Task requirements: Copy out every line containing the word "content".

Input records:
---

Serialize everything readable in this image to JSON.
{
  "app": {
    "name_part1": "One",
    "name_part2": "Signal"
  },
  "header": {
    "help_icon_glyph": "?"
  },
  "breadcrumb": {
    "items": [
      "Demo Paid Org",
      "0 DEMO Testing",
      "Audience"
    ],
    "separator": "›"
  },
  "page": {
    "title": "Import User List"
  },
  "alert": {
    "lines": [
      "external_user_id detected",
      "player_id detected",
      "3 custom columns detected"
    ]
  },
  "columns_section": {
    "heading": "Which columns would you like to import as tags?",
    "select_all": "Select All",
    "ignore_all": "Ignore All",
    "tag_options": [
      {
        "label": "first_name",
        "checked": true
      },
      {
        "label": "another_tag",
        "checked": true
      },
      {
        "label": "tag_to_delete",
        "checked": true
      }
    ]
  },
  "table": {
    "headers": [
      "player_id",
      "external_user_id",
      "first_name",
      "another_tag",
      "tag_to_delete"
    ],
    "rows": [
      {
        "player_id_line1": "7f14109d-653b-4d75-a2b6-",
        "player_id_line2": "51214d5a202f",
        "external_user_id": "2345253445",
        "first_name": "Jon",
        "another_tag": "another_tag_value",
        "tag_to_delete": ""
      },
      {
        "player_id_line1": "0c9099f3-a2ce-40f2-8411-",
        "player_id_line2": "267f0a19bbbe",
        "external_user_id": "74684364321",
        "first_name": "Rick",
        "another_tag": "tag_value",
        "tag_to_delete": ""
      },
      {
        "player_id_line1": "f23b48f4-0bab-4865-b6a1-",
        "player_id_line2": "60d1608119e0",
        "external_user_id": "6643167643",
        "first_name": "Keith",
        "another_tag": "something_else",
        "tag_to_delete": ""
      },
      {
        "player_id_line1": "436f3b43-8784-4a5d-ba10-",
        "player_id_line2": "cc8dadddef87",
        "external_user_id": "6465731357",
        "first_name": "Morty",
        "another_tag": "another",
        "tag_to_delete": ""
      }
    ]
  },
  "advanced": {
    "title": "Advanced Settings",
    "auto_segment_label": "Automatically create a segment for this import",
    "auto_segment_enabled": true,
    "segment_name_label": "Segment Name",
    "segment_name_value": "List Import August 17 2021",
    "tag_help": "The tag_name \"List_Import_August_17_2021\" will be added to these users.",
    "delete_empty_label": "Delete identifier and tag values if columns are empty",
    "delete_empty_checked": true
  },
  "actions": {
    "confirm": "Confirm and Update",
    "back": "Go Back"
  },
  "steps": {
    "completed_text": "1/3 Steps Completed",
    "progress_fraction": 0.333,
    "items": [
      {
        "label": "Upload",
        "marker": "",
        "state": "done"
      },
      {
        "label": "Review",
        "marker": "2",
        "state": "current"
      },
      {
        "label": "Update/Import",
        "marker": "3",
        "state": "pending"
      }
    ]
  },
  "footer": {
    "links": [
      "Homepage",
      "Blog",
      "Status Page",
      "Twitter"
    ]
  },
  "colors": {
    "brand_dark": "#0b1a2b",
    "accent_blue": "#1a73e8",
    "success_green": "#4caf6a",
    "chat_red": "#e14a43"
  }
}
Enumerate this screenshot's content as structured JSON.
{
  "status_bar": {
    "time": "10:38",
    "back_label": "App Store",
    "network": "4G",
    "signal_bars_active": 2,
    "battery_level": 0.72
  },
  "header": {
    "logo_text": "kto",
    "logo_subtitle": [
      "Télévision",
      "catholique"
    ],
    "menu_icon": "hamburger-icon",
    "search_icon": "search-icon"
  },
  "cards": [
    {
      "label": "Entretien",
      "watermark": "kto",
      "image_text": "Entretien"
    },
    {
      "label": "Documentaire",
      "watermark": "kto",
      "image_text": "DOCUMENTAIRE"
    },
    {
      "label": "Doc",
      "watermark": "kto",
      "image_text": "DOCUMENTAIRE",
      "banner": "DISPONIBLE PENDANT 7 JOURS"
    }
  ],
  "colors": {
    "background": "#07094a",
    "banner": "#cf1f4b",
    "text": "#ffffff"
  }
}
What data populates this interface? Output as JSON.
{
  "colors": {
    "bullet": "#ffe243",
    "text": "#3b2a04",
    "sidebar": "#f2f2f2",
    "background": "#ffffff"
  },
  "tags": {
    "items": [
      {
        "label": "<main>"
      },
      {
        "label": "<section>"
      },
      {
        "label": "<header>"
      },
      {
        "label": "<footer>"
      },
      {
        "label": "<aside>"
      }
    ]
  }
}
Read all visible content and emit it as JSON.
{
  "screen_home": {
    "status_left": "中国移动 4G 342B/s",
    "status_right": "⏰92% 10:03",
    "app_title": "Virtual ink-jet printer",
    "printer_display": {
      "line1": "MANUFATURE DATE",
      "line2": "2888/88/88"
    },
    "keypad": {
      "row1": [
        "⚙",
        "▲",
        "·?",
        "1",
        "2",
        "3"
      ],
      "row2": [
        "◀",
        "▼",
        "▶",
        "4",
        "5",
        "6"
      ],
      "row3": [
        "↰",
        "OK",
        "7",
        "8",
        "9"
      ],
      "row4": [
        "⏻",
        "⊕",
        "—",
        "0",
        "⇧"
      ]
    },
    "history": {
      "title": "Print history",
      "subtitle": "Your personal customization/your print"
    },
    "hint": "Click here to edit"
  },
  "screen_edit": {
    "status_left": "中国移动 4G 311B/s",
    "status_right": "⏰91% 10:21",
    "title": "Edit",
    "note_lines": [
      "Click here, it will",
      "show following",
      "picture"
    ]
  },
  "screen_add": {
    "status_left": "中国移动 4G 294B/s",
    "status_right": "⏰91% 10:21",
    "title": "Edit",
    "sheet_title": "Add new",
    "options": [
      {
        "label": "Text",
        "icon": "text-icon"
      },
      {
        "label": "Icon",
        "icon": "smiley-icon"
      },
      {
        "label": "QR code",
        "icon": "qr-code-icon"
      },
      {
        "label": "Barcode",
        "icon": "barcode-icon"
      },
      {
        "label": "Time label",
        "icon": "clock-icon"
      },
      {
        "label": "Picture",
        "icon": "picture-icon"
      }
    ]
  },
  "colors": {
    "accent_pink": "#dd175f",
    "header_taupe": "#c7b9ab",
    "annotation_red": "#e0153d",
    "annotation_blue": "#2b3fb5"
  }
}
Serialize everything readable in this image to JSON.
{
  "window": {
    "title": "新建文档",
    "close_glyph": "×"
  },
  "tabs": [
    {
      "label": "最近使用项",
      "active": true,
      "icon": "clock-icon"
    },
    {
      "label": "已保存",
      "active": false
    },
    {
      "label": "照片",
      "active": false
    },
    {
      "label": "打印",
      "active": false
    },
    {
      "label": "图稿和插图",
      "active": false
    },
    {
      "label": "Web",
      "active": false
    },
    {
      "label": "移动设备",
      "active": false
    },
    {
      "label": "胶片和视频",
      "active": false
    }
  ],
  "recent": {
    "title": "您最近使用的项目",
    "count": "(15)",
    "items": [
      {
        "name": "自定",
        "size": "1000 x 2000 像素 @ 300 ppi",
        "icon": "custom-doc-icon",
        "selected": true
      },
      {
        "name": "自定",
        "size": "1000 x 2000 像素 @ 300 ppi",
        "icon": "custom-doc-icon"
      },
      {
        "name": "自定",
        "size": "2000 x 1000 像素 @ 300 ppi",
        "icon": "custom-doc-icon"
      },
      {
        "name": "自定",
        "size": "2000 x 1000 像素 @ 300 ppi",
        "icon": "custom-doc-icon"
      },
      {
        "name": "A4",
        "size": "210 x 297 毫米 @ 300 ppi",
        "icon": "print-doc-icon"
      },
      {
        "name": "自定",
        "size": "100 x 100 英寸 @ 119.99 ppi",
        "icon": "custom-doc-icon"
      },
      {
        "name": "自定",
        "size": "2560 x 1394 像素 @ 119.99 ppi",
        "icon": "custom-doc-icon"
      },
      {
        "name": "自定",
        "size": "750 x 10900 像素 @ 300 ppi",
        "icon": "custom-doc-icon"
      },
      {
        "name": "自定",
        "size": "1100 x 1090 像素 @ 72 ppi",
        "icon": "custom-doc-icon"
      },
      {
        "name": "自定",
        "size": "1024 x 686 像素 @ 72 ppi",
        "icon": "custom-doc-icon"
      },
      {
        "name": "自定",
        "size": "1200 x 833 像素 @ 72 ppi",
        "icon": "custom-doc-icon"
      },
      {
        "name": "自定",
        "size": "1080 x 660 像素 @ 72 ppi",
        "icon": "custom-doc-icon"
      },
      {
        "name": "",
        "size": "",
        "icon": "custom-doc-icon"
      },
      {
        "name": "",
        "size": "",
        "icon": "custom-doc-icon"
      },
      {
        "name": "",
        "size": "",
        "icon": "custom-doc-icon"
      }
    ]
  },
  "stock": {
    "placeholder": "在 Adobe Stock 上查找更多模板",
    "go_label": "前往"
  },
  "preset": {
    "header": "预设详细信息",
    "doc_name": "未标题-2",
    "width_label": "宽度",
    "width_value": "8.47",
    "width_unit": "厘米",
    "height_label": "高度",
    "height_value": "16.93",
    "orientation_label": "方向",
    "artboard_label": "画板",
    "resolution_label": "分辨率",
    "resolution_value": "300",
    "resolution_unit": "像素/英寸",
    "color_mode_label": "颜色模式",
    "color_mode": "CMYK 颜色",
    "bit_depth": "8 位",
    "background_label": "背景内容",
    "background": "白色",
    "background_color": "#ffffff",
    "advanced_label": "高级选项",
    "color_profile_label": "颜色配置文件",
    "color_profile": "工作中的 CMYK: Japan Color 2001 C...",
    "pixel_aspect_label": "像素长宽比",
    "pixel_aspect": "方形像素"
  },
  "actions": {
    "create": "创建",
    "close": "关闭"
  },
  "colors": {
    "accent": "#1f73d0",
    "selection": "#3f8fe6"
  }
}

---

Complete output:
Enumerate this screenshot's content as structured JSON.
Read all visible content and emit it as JSON.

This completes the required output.